■ Task description ■
Copy the listing below in full and skip every picture.

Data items
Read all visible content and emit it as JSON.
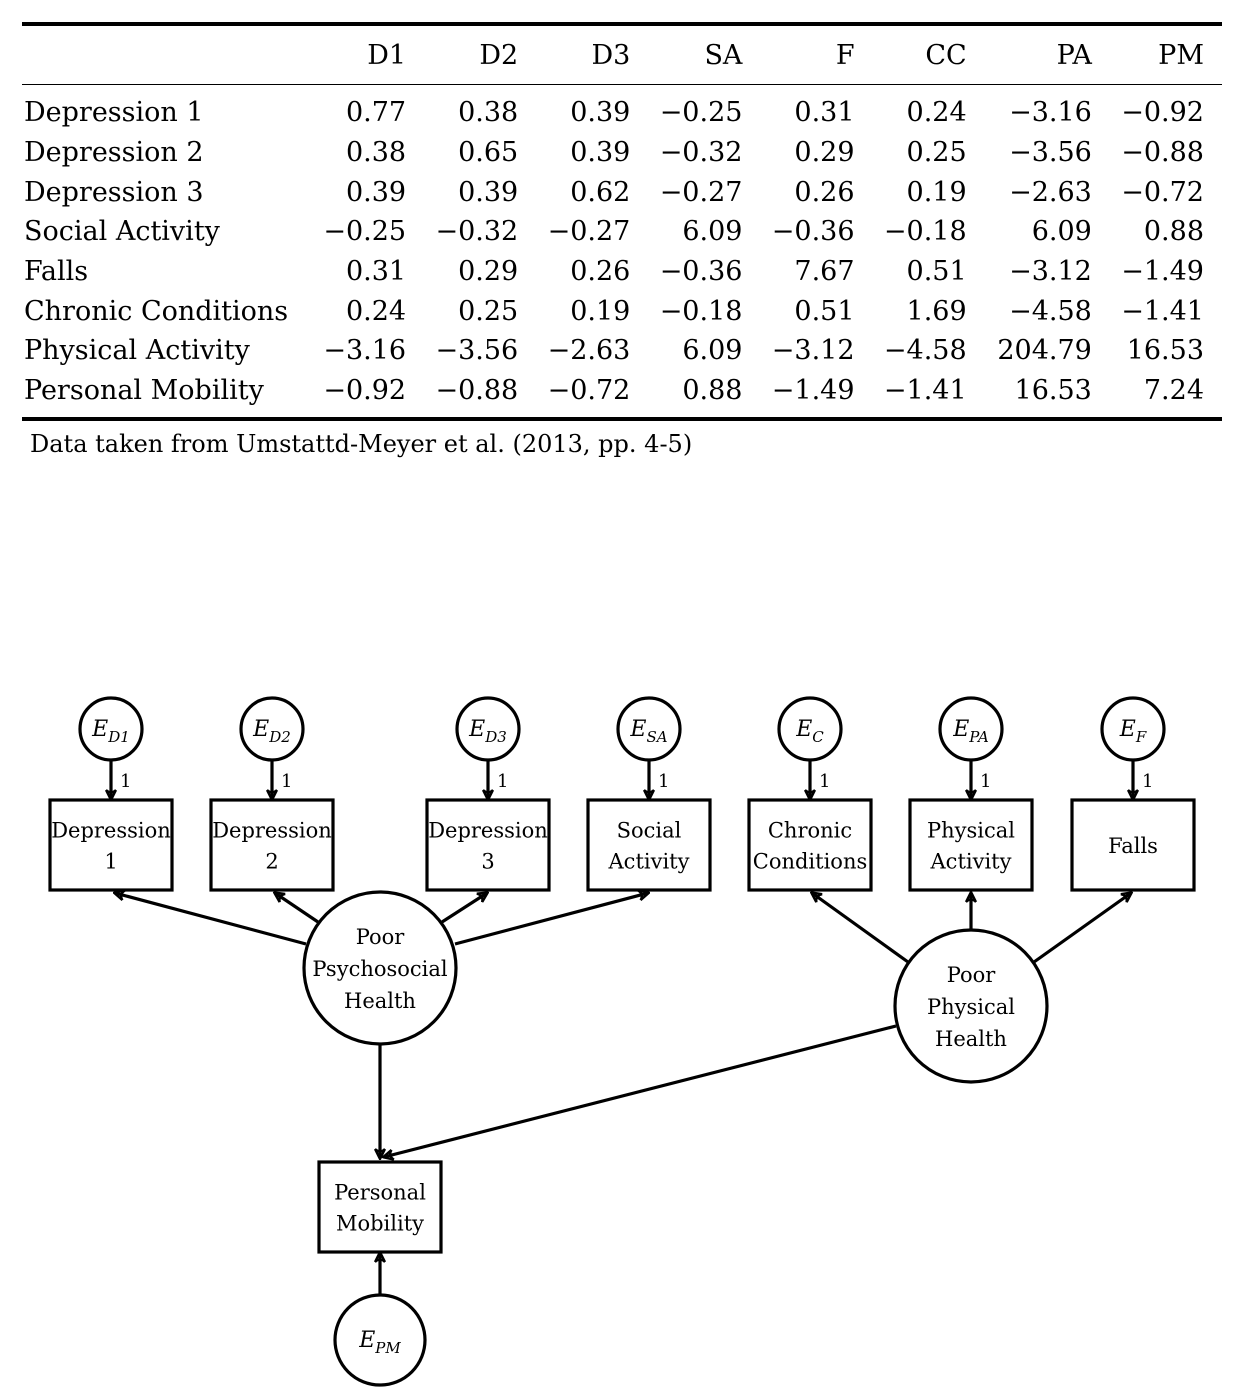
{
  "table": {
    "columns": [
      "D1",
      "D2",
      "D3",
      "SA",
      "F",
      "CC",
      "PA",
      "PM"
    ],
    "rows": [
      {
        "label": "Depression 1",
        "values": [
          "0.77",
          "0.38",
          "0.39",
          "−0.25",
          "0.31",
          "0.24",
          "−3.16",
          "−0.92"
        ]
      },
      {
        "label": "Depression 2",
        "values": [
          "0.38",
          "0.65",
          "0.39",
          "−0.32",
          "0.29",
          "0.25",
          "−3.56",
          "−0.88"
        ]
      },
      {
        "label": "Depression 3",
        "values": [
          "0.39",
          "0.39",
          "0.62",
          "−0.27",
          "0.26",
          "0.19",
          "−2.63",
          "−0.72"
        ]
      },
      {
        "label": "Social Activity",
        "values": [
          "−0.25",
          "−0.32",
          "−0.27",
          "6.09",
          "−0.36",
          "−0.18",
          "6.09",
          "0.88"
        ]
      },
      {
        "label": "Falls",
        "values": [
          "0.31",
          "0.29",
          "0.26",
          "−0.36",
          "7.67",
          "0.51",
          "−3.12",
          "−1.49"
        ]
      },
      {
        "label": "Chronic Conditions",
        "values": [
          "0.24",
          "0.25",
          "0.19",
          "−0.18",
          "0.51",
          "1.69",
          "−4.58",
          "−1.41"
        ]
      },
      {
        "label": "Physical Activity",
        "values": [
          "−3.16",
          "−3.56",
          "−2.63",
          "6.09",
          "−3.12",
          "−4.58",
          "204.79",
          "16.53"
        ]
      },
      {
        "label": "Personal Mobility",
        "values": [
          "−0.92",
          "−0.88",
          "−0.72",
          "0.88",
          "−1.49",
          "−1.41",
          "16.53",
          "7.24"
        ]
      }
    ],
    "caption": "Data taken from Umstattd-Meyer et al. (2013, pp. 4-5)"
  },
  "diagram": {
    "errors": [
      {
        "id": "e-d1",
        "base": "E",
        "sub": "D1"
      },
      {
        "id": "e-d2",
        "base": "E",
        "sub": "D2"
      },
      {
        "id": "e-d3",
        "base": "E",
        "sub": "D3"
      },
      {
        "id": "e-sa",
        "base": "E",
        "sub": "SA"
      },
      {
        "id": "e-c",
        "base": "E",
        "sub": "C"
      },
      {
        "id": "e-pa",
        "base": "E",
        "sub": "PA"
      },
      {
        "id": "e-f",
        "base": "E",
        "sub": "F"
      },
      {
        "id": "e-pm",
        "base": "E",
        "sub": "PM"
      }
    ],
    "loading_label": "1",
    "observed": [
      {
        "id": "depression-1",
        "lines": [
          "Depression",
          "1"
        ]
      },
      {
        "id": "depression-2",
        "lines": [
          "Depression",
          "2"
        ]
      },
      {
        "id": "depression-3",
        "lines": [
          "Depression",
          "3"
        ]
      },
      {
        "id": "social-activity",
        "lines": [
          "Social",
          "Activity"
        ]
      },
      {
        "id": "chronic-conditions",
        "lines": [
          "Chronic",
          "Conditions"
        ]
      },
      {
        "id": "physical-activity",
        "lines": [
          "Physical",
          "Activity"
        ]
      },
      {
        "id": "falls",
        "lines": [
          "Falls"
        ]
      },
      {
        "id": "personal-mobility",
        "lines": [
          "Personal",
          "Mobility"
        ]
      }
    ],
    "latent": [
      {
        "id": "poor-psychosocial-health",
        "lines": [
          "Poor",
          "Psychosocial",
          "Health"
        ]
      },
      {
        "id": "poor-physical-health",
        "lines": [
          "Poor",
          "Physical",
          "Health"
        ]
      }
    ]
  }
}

■ Output of the exercise ■
Read all visible content and emit it as JSON.
{
  "table": {
    "columns": [
      "D1",
      "D2",
      "D3",
      "SA",
      "F",
      "CC",
      "PA",
      "PM"
    ],
    "rows": [
      {
        "label": "Depression 1",
        "values": [
          "0.77",
          "0.38",
          "0.39",
          "−0.25",
          "0.31",
          "0.24",
          "−3.16",
          "−0.92"
        ]
      },
      {
        "label": "Depression 2",
        "values": [
          "0.38",
          "0.65",
          "0.39",
          "−0.32",
          "0.29",
          "0.25",
          "−3.56",
          "−0.88"
        ]
      },
      {
        "label": "Depression 3",
        "values": [
          "0.39",
          "0.39",
          "0.62",
          "−0.27",
          "0.26",
          "0.19",
          "−2.63",
          "−0.72"
        ]
      },
      {
        "label": "Social Activity",
        "values": [
          "−0.25",
          "−0.32",
          "−0.27",
          "6.09",
          "−0.36",
          "−0.18",
          "6.09",
          "0.88"
        ]
      },
      {
        "label": "Falls",
        "values": [
          "0.31",
          "0.29",
          "0.26",
          "−0.36",
          "7.67",
          "0.51",
          "−3.12",
          "−1.49"
        ]
      },
      {
        "label": "Chronic Conditions",
        "values": [
          "0.24",
          "0.25",
          "0.19",
          "−0.18",
          "0.51",
          "1.69",
          "−4.58",
          "−1.41"
        ]
      },
      {
        "label": "Physical Activity",
        "values": [
          "−3.16",
          "−3.56",
          "−2.63",
          "6.09",
          "−3.12",
          "−4.58",
          "204.79",
          "16.53"
        ]
      },
      {
        "label": "Personal Mobility",
        "values": [
          "−0.92",
          "−0.88",
          "−0.72",
          "0.88",
          "−1.49",
          "−1.41",
          "16.53",
          "7.24"
        ]
      }
    ],
    "caption": "Data taken from Umstattd-Meyer et al. (2013, pp. 4-5)"
  },
  "diagram": {
    "errors": [
      {
        "id": "e-d1",
        "base": "E",
        "sub": "D1"
      },
      {
        "id": "e-d2",
        "base": "E",
        "sub": "D2"
      },
      {
        "id": "e-d3",
        "base": "E",
        "sub": "D3"
      },
      {
        "id": "e-sa",
        "base": "E",
        "sub": "SA"
      },
      {
        "id": "e-c",
        "base": "E",
        "sub": "C"
      },
      {
        "id": "e-pa",
        "base": "E",
        "sub": "PA"
      },
      {
        "id": "e-f",
        "base": "E",
        "sub": "F"
      },
      {
        "id": "e-pm",
        "base": "E",
        "sub": "PM"
      }
    ],
    "loading_label": "1",
    "observed": [
      {
        "id": "depression-1",
        "lines": [
          "Depression",
          "1"
        ]
      },
      {
        "id": "depression-2",
        "lines": [
          "Depression",
          "2"
        ]
      },
      {
        "id": "depression-3",
        "lines": [
          "Depression",
          "3"
        ]
      },
      {
        "id": "social-activity",
        "lines": [
          "Social",
          "Activity"
        ]
      },
      {
        "id": "chronic-conditions",
        "lines": [
          "Chronic",
          "Conditions"
        ]
      },
      {
        "id": "physical-activity",
        "lines": [
          "Physical",
          "Activity"
        ]
      },
      {
        "id": "falls",
        "lines": [
          "Falls"
        ]
      },
      {
        "id": "personal-mobility",
        "lines": [
          "Personal",
          "Mobility"
        ]
      }
    ],
    "latent": [
      {
        "id": "poor-psychosocial-health",
        "lines": [
          "Poor",
          "Psychosocial",
          "Health"
        ]
      },
      {
        "id": "poor-physical-health",
        "lines": [
          "Poor",
          "Physical",
          "Health"
        ]
      }
    ]
  }
}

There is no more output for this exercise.